- Exercise objective
Please reproduce the data below with "table-row" swapped for "grid-row" wherever it occurs, changing nothing else and omitting the pictures.

- Given data
------------------------------------
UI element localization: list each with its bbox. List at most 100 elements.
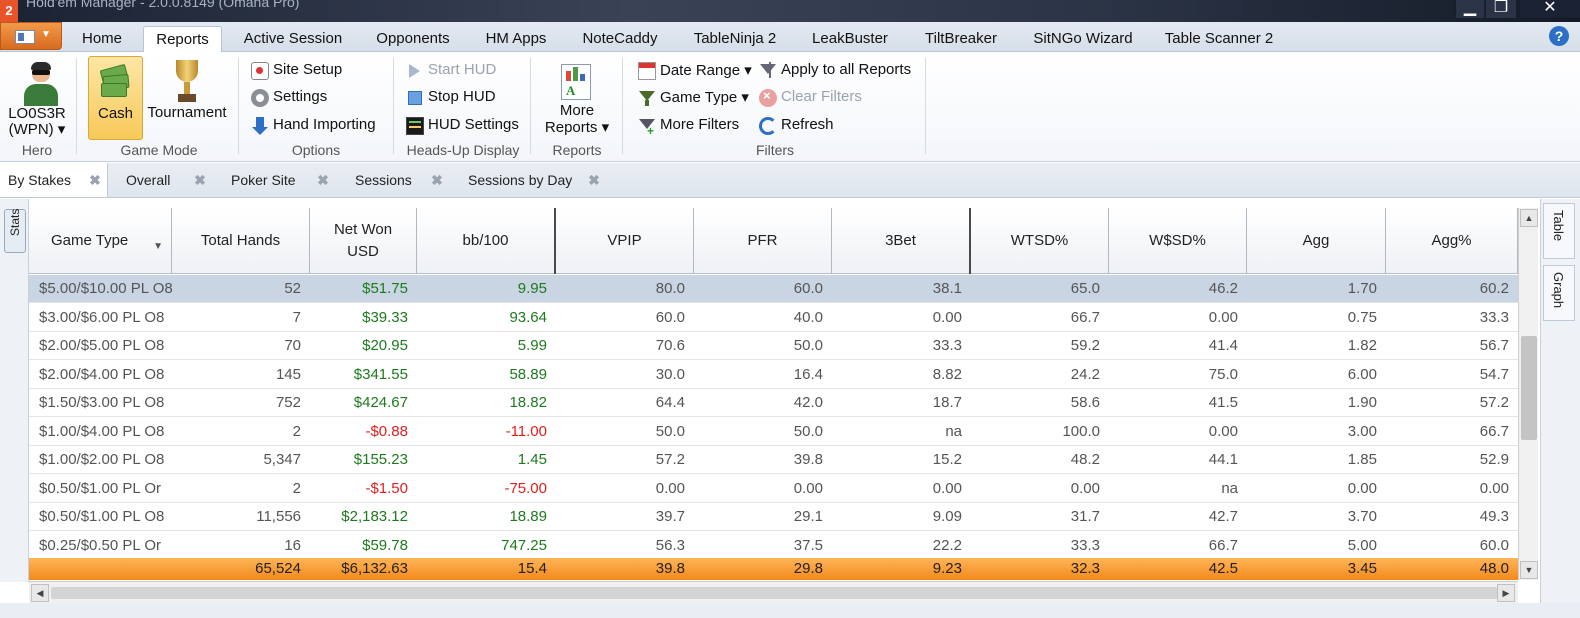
tab-hm-apps[interactable]: HM Apps	[474, 26, 558, 52]
refresh-button[interactable]: Refresh	[759, 116, 919, 136]
clear-filters-button[interactable]: × Clear Filters	[759, 88, 919, 108]
table-row[interactable]: $1.00/$4.00 PL O8 2 -$0.88 -11.00 50.0 50.0 na…	[29, 418, 1518, 446]
column-header-pfr[interactable]: PFR	[694, 208, 832, 274]
game-type-dropdown[interactable]: Game Type ▾	[638, 88, 750, 108]
column-header-agg[interactable]: Agg	[1247, 208, 1386, 274]
total-total-hands: 65,524	[255, 560, 301, 577]
application-menu-button[interactable]: ▼	[0, 22, 62, 50]
tab-table-scanner-2[interactable]: Table Scanner 2	[1156, 26, 1282, 52]
cell-total-hands: 2	[292, 422, 301, 440]
table-row[interactable]: $3.00/$6.00 PL O8 7 $39.33 93.64 60.0 40.0 0.0…	[29, 304, 1518, 332]
help-icon[interactable]: ?	[1549, 26, 1569, 46]
column-header-net-won-usd[interactable]: Net Won USD	[310, 208, 417, 274]
date-range-dropdown[interactable]: Date Range ▾	[638, 61, 752, 81]
vertical-scroll-thumb[interactable]	[1521, 336, 1537, 440]
app-logo: 2	[0, 0, 18, 22]
close-tab-icon[interactable]: ✖	[317, 173, 329, 187]
tab-opponents[interactable]: Opponents	[366, 26, 460, 52]
start-hud-button[interactable]: Start HUD	[406, 61, 516, 81]
column-header-bb-per-100[interactable]: bb/100	[417, 208, 556, 274]
column-header-agg-pct[interactable]: Agg%	[1386, 208, 1518, 274]
table-row[interactable]: $1.00/$2.00 PL O8 5,347 $155.23 1.45 57.2 39.…	[29, 446, 1518, 474]
close-tab-icon[interactable]: ✖	[89, 173, 101, 187]
tab-notecaddy[interactable]: NoteCaddy	[571, 26, 669, 52]
tab-sitngo-wizard[interactable]: SitNGo Wizard	[1022, 26, 1144, 52]
table-row[interactable]: $1.50/$3.00 PL O8 752 $424.67 18.82 64.4 42.0…	[29, 389, 1518, 417]
table-row[interactable]: $0.25/$0.50 PL Or 16 $59.78 747.25 56.3 37.5 2…	[29, 532, 1518, 560]
play-icon	[406, 62, 424, 80]
view-tab-poker-site[interactable]: Poker Site	[231, 163, 311, 197]
cell-wtsd: 24.2	[1070, 365, 1100, 383]
close-tab-icon[interactable]: ✖	[431, 173, 443, 187]
ribbon-tab-strip: ▼ Home Reports Active Session Opponents …	[0, 22, 1580, 53]
tab-active-session[interactable]: Active Session	[234, 26, 352, 52]
tab-tiltbreaker[interactable]: TiltBreaker	[912, 26, 1010, 52]
tournament-mode-button[interactable]: Tournament	[146, 56, 228, 140]
close-tab-icon[interactable]: ✖	[194, 173, 206, 187]
cell-wsd: 41.5	[1208, 394, 1238, 411]
tab-home[interactable]: Home	[70, 26, 134, 52]
graph-side-tab[interactable]: Graph	[1543, 265, 1575, 321]
close-button[interactable]: ✕	[1520, 0, 1580, 18]
maximize-button[interactable]: ❐	[1486, 0, 1516, 18]
column-header-label: PFR	[747, 232, 778, 249]
view-tab-overall[interactable]: Overall	[126, 163, 186, 197]
group-label-hud: Heads-Up Display	[406, 142, 520, 158]
more-reports-button[interactable]: A More Reports ▾	[542, 56, 612, 140]
column-header-vpip[interactable]: VPIP	[556, 208, 694, 274]
site-setup-button[interactable]: Site Setup	[251, 61, 381, 81]
cell-pfr: 50.0	[793, 422, 823, 440]
vertical-scrollbar[interactable]: ▲ ▼	[1518, 208, 1538, 580]
gear-icon	[251, 89, 269, 107]
tab-reports[interactable]: Reports	[143, 26, 222, 53]
cell-pfr: 16.4	[793, 365, 823, 383]
table-side-tab[interactable]: Table	[1543, 203, 1575, 259]
cell-3bet: 38.1	[932, 280, 962, 297]
sort-dropdown-icon[interactable]: ▼	[153, 236, 163, 258]
table-row[interactable]: $0.50/$1.00 PL O8 11,556 $2,183.12 18.89 39.…	[29, 503, 1518, 531]
cash-mode-button[interactable]: Cash	[88, 56, 143, 140]
table-row[interactable]: $5.00/$10.00 PL O8 52 $51.75 9.95 80.0 60.0 38…	[29, 275, 1518, 303]
total-bb-per-100: 15.4	[517, 560, 547, 577]
cell-agg: 6.00	[1347, 365, 1377, 383]
cell-game-type: $1.00/$2.00 PL O8	[39, 451, 165, 468]
tab-leakbuster[interactable]: LeakBuster	[801, 26, 899, 52]
refresh-label: Refresh	[781, 116, 834, 133]
column-header-unit: USD	[347, 243, 379, 260]
column-header-total-hands[interactable]: Total Hands	[172, 208, 310, 274]
tab-tableninja-2[interactable]: TableNinja 2	[682, 26, 788, 52]
more-filters-button[interactable]: + More Filters	[638, 116, 750, 137]
scroll-up-icon[interactable]: ▲	[1520, 209, 1538, 227]
minimize-button[interactable]: ▁	[1456, 0, 1484, 18]
hud-settings-button[interactable]: HUD Settings	[406, 116, 524, 136]
scroll-down-icon[interactable]: ▼	[1520, 561, 1538, 579]
stats-side-tab[interactable]: Stats	[4, 209, 26, 253]
cell-game-type: $1.50/$3.00 PL O8	[39, 394, 165, 411]
cell-vpip: 50.0	[655, 422, 685, 440]
apply-to-all-reports-button[interactable]: Apply to all Reports	[759, 61, 919, 81]
hero-selector-button[interactable]: LO0S3R (WPN) ▾	[4, 56, 70, 140]
cell-pfr: 0.00	[793, 479, 823, 497]
view-tab-sessions[interactable]: Sessions	[355, 163, 427, 197]
cell-pfr: 42.0	[793, 394, 823, 411]
table-row[interactable]: $2.00/$5.00 PL O8 70 $20.95 5.99 70.6 50.0 33.…	[29, 332, 1518, 360]
horizontal-scrollbar[interactable]: ◀ ▶	[29, 581, 1518, 603]
horizontal-scroll-thumb[interactable]	[51, 587, 1497, 599]
column-header-3bet[interactable]: 3Bet	[832, 208, 971, 274]
column-header-wtsd[interactable]: WTSD%	[971, 208, 1109, 274]
cell-agg: 1.85	[1347, 451, 1377, 468]
column-header-label: Agg%	[1431, 232, 1472, 249]
table-row[interactable]: $0.50/$1.00 PL Or 2 -$1.50 -75.00 0.00 0.00 0.…	[29, 475, 1518, 503]
view-tab-label: Sessions by Day	[468, 172, 573, 188]
close-tab-icon[interactable]: ✖	[588, 173, 600, 187]
view-tab-sessions-by-day[interactable]: Sessions by Day	[468, 163, 584, 197]
table-row[interactable]: $2.00/$4.00 PL O8 145 $341.55 58.89 30.0 16.4…	[29, 361, 1518, 389]
settings-button[interactable]: Settings	[251, 88, 381, 108]
hand-importing-button[interactable]: Hand Importing	[251, 116, 381, 136]
scroll-right-icon[interactable]: ▶	[1497, 584, 1515, 602]
stop-hud-button[interactable]: Stop HUD	[406, 88, 516, 108]
column-header-wsd[interactable]: W$SD%	[1109, 208, 1247, 274]
scroll-left-icon[interactable]: ◀	[31, 584, 49, 602]
cell-agg: 0.75	[1347, 308, 1377, 326]
column-header-game-type[interactable]: Game Type ▼	[29, 208, 172, 274]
------------------------------------
- Task result
UI element localization: list each with its bbox. List at most 100 elements.
tab-hm-apps[interactable]: HM Apps	[474, 26, 558, 52]
refresh-button[interactable]: Refresh	[759, 116, 919, 136]
clear-filters-button[interactable]: × Clear Filters	[759, 88, 919, 108]
grid-row[interactable]: $1.00/$4.00 PL O8 2 -$0.88 -11.00 50.0 50.0 na…	[29, 418, 1518, 446]
column-header-pfr[interactable]: PFR	[694, 208, 832, 274]
game-type-dropdown[interactable]: Game Type ▾	[638, 88, 750, 108]
column-header-agg[interactable]: Agg	[1247, 208, 1386, 274]
total-total-hands: 65,524	[255, 560, 301, 577]
application-menu-button[interactable]: ▼	[0, 22, 62, 50]
tab-table-scanner-2[interactable]: Table Scanner 2	[1156, 26, 1282, 52]
cell-total-hands: 2	[292, 422, 301, 440]
grid-row[interactable]: $3.00/$6.00 PL O8 7 $39.33 93.64 60.0 40.0 0.0…	[29, 304, 1518, 332]
help-icon[interactable]: ?	[1549, 26, 1569, 46]
column-header-net-won-usd[interactable]: Net Won USD	[310, 208, 417, 274]
date-range-dropdown[interactable]: Date Range ▾	[638, 61, 752, 81]
vertical-scroll-thumb[interactable]	[1521, 336, 1537, 440]
app-logo: 2	[0, 0, 18, 22]
close-tab-icon[interactable]: ✖	[317, 173, 329, 187]
tab-opponents[interactable]: Opponents	[366, 26, 460, 52]
start-hud-button[interactable]: Start HUD	[406, 61, 516, 81]
column-header-bb-per-100[interactable]: bb/100	[417, 208, 556, 274]
column-header-agg-pct[interactable]: Agg%	[1386, 208, 1518, 274]
grid-row[interactable]: $1.00/$2.00 PL O8 5,347 $155.23 1.45 57.2 39.…	[29, 446, 1518, 474]
close-tab-icon[interactable]: ✖	[89, 173, 101, 187]
tab-notecaddy[interactable]: NoteCaddy	[571, 26, 669, 52]
tab-sitngo-wizard[interactable]: SitNGo Wizard	[1022, 26, 1144, 52]
grid-row[interactable]: $1.50/$3.00 PL O8 752 $424.67 18.82 64.4 42.0…	[29, 389, 1518, 417]
grid-row[interactable]: $0.25/$0.50 PL Or 16 $59.78 747.25 56.3 37.5 2…	[29, 532, 1518, 560]
play-icon	[406, 62, 424, 80]
view-tab-poker-site[interactable]: Poker Site	[231, 163, 311, 197]
cell-wtsd: 24.2	[1070, 365, 1100, 383]
close-tab-icon[interactable]: ✖	[431, 173, 443, 187]
ribbon-tab-strip: ▼ Home Reports Active Session Opponents …	[0, 22, 1580, 53]
tab-active-session[interactable]: Active Session	[234, 26, 352, 52]
tab-tiltbreaker[interactable]: TiltBreaker	[912, 26, 1010, 52]
tournament-mode-button[interactable]: Tournament	[146, 56, 228, 140]
close-tab-icon[interactable]: ✖	[194, 173, 206, 187]
cell-wsd: 41.5	[1208, 394, 1238, 411]
tab-home[interactable]: Home	[70, 26, 134, 52]
graph-side-tab[interactable]: Graph	[1543, 265, 1575, 321]
close-button[interactable]: ✕	[1520, 0, 1580, 18]
maximize-button[interactable]: ❐	[1486, 0, 1516, 18]
column-header-label: PFR	[747, 232, 778, 249]
view-tab-overall[interactable]: Overall	[126, 163, 186, 197]
group-label-hud: Heads-Up Display	[406, 142, 520, 158]
more-reports-button[interactable]: A More Reports ▾	[542, 56, 612, 140]
column-header-vpip[interactable]: VPIP	[556, 208, 694, 274]
site-setup-button[interactable]: Site Setup	[251, 61, 381, 81]
cell-pfr: 50.0	[793, 422, 823, 440]
vertical-scrollbar[interactable]: ▲ ▼	[1518, 208, 1538, 580]
gear-icon	[251, 89, 269, 107]
tab-reports[interactable]: Reports	[143, 26, 222, 53]
cell-pfr: 16.4	[793, 365, 823, 383]
table-side-tab[interactable]: Table	[1543, 203, 1575, 259]
cell-3bet: 38.1	[932, 280, 962, 297]
sort-dropdown-icon[interactable]: ▼	[153, 236, 163, 258]
grid-row[interactable]: $0.50/$1.00 PL O8 11,556 $2,183.12 18.89 39.…	[29, 503, 1518, 531]
cash-mode-button[interactable]: Cash	[88, 56, 143, 140]
grid-row[interactable]: $5.00/$10.00 PL O8 52 $51.75 9.95 80.0 60.0 38…	[29, 275, 1518, 303]
total-bb-per-100: 15.4	[517, 560, 547, 577]
cell-agg: 6.00	[1347, 365, 1377, 383]
cell-game-type: $1.00/$2.00 PL O8	[39, 451, 165, 468]
tab-leakbuster[interactable]: LeakBuster	[801, 26, 899, 52]
refresh-label: Refresh	[781, 116, 834, 133]
column-header-unit: USD	[347, 243, 379, 260]
column-header-total-hands[interactable]: Total Hands	[172, 208, 310, 274]
tab-tableninja-2[interactable]: TableNinja 2	[682, 26, 788, 52]
more-filters-button[interactable]: + More Filters	[638, 116, 750, 137]
scroll-up-icon[interactable]: ▲	[1520, 209, 1538, 227]
minimize-button[interactable]: ▁	[1456, 0, 1484, 18]
hud-settings-button[interactable]: HUD Settings	[406, 116, 524, 136]
scroll-down-icon[interactable]: ▼	[1520, 561, 1538, 579]
stats-side-tab[interactable]: Stats	[4, 209, 26, 253]
cell-game-type: $1.50/$3.00 PL O8	[39, 394, 165, 411]
cell-vpip: 50.0	[655, 422, 685, 440]
apply-to-all-reports-button[interactable]: Apply to all Reports	[759, 61, 919, 81]
hero-selector-button[interactable]: LO0S3R (WPN) ▾	[4, 56, 70, 140]
cell-pfr: 0.00	[793, 479, 823, 497]
view-tab-sessions[interactable]: Sessions	[355, 163, 427, 197]
cell-pfr: 42.0	[793, 394, 823, 411]
grid-row[interactable]: $2.00/$5.00 PL O8 70 $20.95 5.99 70.6 50.0 33.…	[29, 332, 1518, 360]
horizontal-scrollbar[interactable]: ◀ ▶	[29, 581, 1518, 603]
horizontal-scroll-thumb[interactable]	[51, 587, 1497, 599]
column-header-3bet[interactable]: 3Bet	[832, 208, 971, 274]
column-header-wtsd[interactable]: WTSD%	[971, 208, 1109, 274]
cell-agg: 1.85	[1347, 451, 1377, 468]
column-header-label: Agg%	[1431, 232, 1472, 249]
grid-row[interactable]: $0.50/$1.00 PL Or 2 -$1.50 -75.00 0.00 0.00 0.…	[29, 475, 1518, 503]
view-tab-label: Sessions by Day	[468, 172, 573, 188]
close-tab-icon[interactable]: ✖	[588, 173, 600, 187]
view-tab-sessions-by-day[interactable]: Sessions by Day	[468, 163, 584, 197]
grid-row[interactable]: $2.00/$4.00 PL O8 145 $341.55 58.89 30.0 16.4…	[29, 361, 1518, 389]
settings-button[interactable]: Settings	[251, 88, 381, 108]
hand-importing-button[interactable]: Hand Importing	[251, 116, 381, 136]
scroll-right-icon[interactable]: ▶	[1497, 584, 1515, 602]
stop-hud-button[interactable]: Stop HUD	[406, 88, 516, 108]
column-header-wsd[interactable]: W$SD%	[1109, 208, 1247, 274]
scroll-left-icon[interactable]: ◀	[31, 584, 49, 602]
cell-agg: 0.75	[1347, 308, 1377, 326]
column-header-game-type[interactable]: Game Type ▼	[29, 208, 172, 274]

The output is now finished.